CHALLENGE: In the records below, the line that contains "What data populates" marks the start. Copy it and each line after it through the end, exactly, without pictures.

RECORD LIST:
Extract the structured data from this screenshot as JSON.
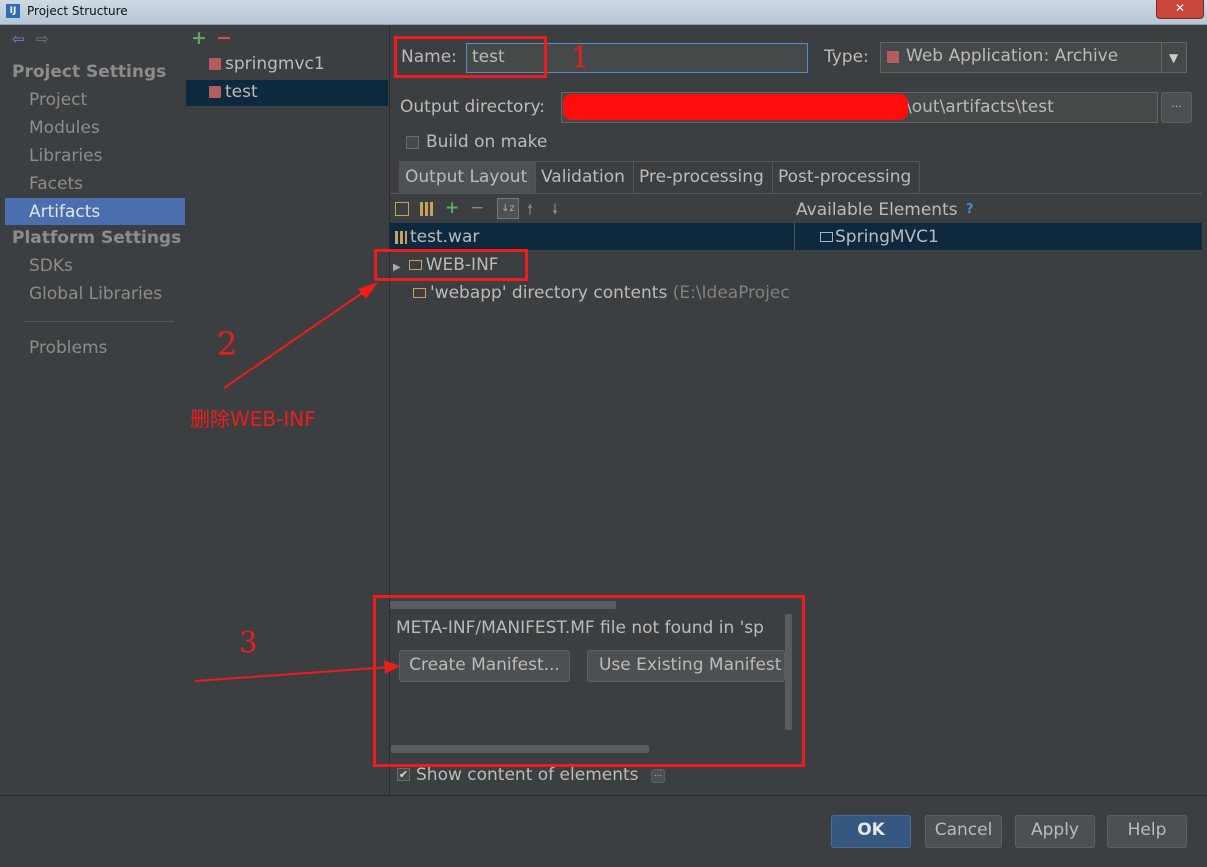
{
  "window": {
    "title": "Project Structure",
    "app_icon": "IJ",
    "close_glyph": "✕"
  },
  "nav": {
    "back_icon": "⇦",
    "forward_icon": "⇨"
  },
  "sidebar": {
    "project_settings": "Project Settings",
    "project_items": [
      "Project",
      "Modules",
      "Libraries",
      "Facets",
      "Artifacts"
    ],
    "platform_settings": "Platform Settings",
    "platform_items": [
      "SDKs",
      "Global Libraries"
    ],
    "problems": "Problems",
    "selected": "Artifacts"
  },
  "artifacts": {
    "add": "+",
    "remove": "−",
    "items": [
      "springmvc1",
      "test"
    ],
    "selected": "test"
  },
  "form": {
    "name_label": "Name:",
    "name_value": "test",
    "type_label": "Type:",
    "type_value": "Web Application: Archive",
    "output_label": "Output directory:",
    "output_value": "\\out\\artifacts\\test",
    "browse": "...",
    "build_on_make": "Build on make"
  },
  "tabs": [
    "Output Layout",
    "Validation",
    "Pre-processing",
    "Post-processing"
  ],
  "layout": {
    "available_label": "Available Elements",
    "help_mark": "?",
    "root": "test.war",
    "webinf": "WEB-INF",
    "webapp_prefix": "'webapp' directory contents",
    "webapp_path": " (E:\\IdeaProjec",
    "available_item": "SpringMVC1"
  },
  "manifest": {
    "message": "META-INF/MANIFEST.MF file not found in 'sp",
    "create": "Create Manifest...",
    "use_existing": "Use Existing Manifest"
  },
  "show_content": "Show content of elements",
  "buttons": {
    "ok": "OK",
    "cancel": "Cancel",
    "apply": "Apply",
    "help": "Help"
  },
  "annotations": {
    "one": "1",
    "two": "2",
    "three": "3",
    "delete_note": "删除WEB-INF"
  },
  "colors": {
    "annotation": "#ee1c1c",
    "selection": "#4b6eaf",
    "background": "#3c3f41"
  }
}
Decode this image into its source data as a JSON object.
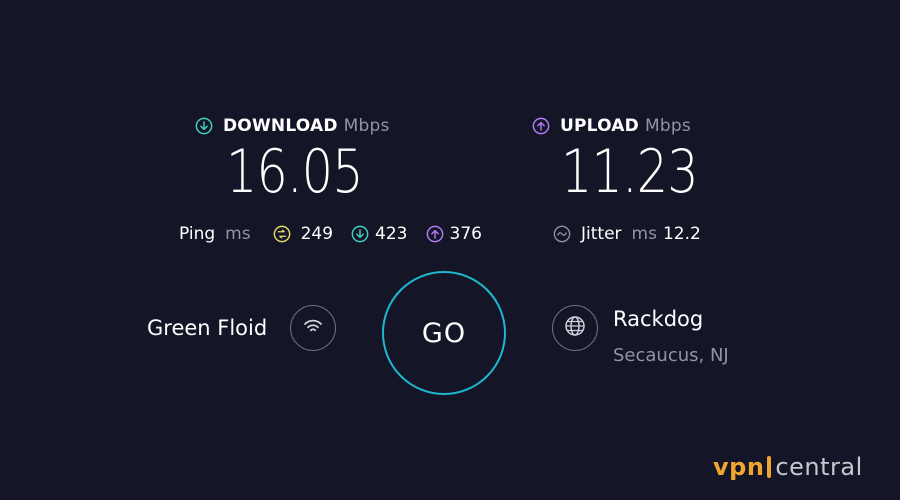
{
  "download": {
    "label": "DOWNLOAD",
    "unit": "Mbps",
    "value": "16.05",
    "icon": "arrow-down-circle-icon",
    "color": "#3fd1c4"
  },
  "upload": {
    "label": "UPLOAD",
    "unit": "Mbps",
    "value": "11.23",
    "icon": "arrow-up-circle-icon",
    "color": "#b57cf5"
  },
  "ping": {
    "label": "Ping",
    "unit": "ms",
    "idle": "249",
    "download": "423",
    "upload": "376",
    "idle_color": "#e9d86a"
  },
  "jitter": {
    "label": "Jitter",
    "unit": "ms",
    "value": "12.2"
  },
  "go_button": {
    "label": "GO",
    "color": "#1fb6cf"
  },
  "isp": {
    "name": "Green Floid",
    "icon": "wifi-icon"
  },
  "server": {
    "name": "Rackdog",
    "location": "Secaucus, NJ",
    "icon": "globe-icon"
  },
  "watermark": {
    "vpn": "vpn",
    "central": "central"
  }
}
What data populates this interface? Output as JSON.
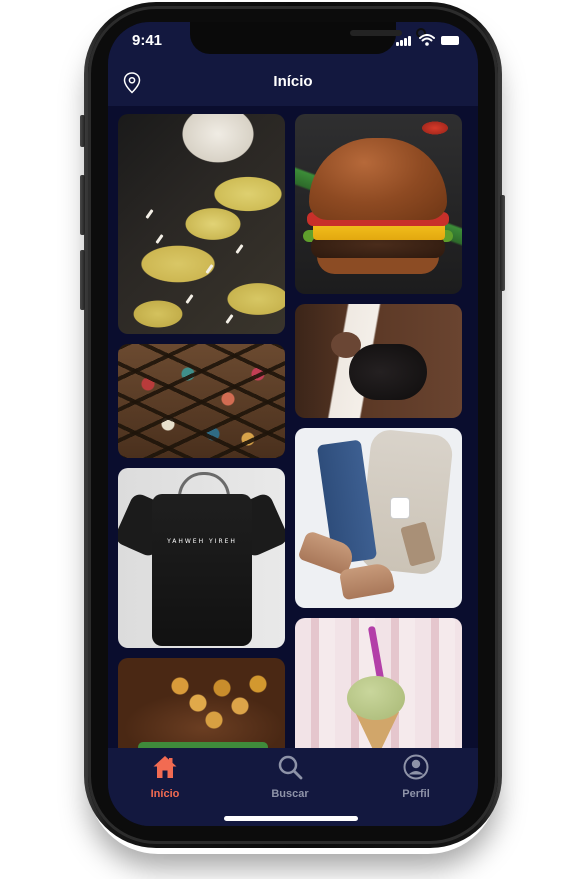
{
  "status_bar": {
    "time": "9:41"
  },
  "header": {
    "title": "Início",
    "left_icon": "location-pin-icon"
  },
  "feed": {
    "items": [
      {
        "image": "ravioli-pasta-photo"
      },
      {
        "image": "cheeseburger-photo"
      },
      {
        "image": "woman-lying-down-photo"
      },
      {
        "image": "jewelry-bead-box-photo"
      },
      {
        "image": "clothes-flatlay-photo"
      },
      {
        "image": "black-tshirt-on-hanger-photo",
        "print_text": "YAHWEH YIREH"
      },
      {
        "image": "ice-cream-cone-photo"
      },
      {
        "image": "grilled-chicken-photo"
      }
    ]
  },
  "tab_bar": {
    "tabs": [
      {
        "label": "Início",
        "icon": "home-icon",
        "active": true
      },
      {
        "label": "Buscar",
        "icon": "search-icon",
        "active": false
      },
      {
        "label": "Perfil",
        "icon": "profile-icon",
        "active": false
      }
    ]
  },
  "colors": {
    "background": "#0a0d2e",
    "bar": "#13183f",
    "accent": "#f26b52",
    "inactive": "#8e93a8",
    "text": "#ffffff"
  }
}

RESULT OF THE EXERCISE:
What data populates this interface? Output as JSON.
{
  "status_bar": {
    "time": "9:41"
  },
  "header": {
    "title": "Início",
    "left_icon": "location-pin-icon"
  },
  "feed": {
    "items": [
      {
        "image": "ravioli-pasta-photo"
      },
      {
        "image": "cheeseburger-photo"
      },
      {
        "image": "woman-lying-down-photo"
      },
      {
        "image": "jewelry-bead-box-photo"
      },
      {
        "image": "clothes-flatlay-photo"
      },
      {
        "image": "black-tshirt-on-hanger-photo",
        "print_text": "YAHWEH YIREH"
      },
      {
        "image": "ice-cream-cone-photo"
      },
      {
        "image": "grilled-chicken-photo"
      }
    ]
  },
  "tab_bar": {
    "tabs": [
      {
        "label": "Início",
        "icon": "home-icon",
        "active": true
      },
      {
        "label": "Buscar",
        "icon": "search-icon",
        "active": false
      },
      {
        "label": "Perfil",
        "icon": "profile-icon",
        "active": false
      }
    ]
  },
  "colors": {
    "background": "#0a0d2e",
    "bar": "#13183f",
    "accent": "#f26b52",
    "inactive": "#8e93a8",
    "text": "#ffffff"
  }
}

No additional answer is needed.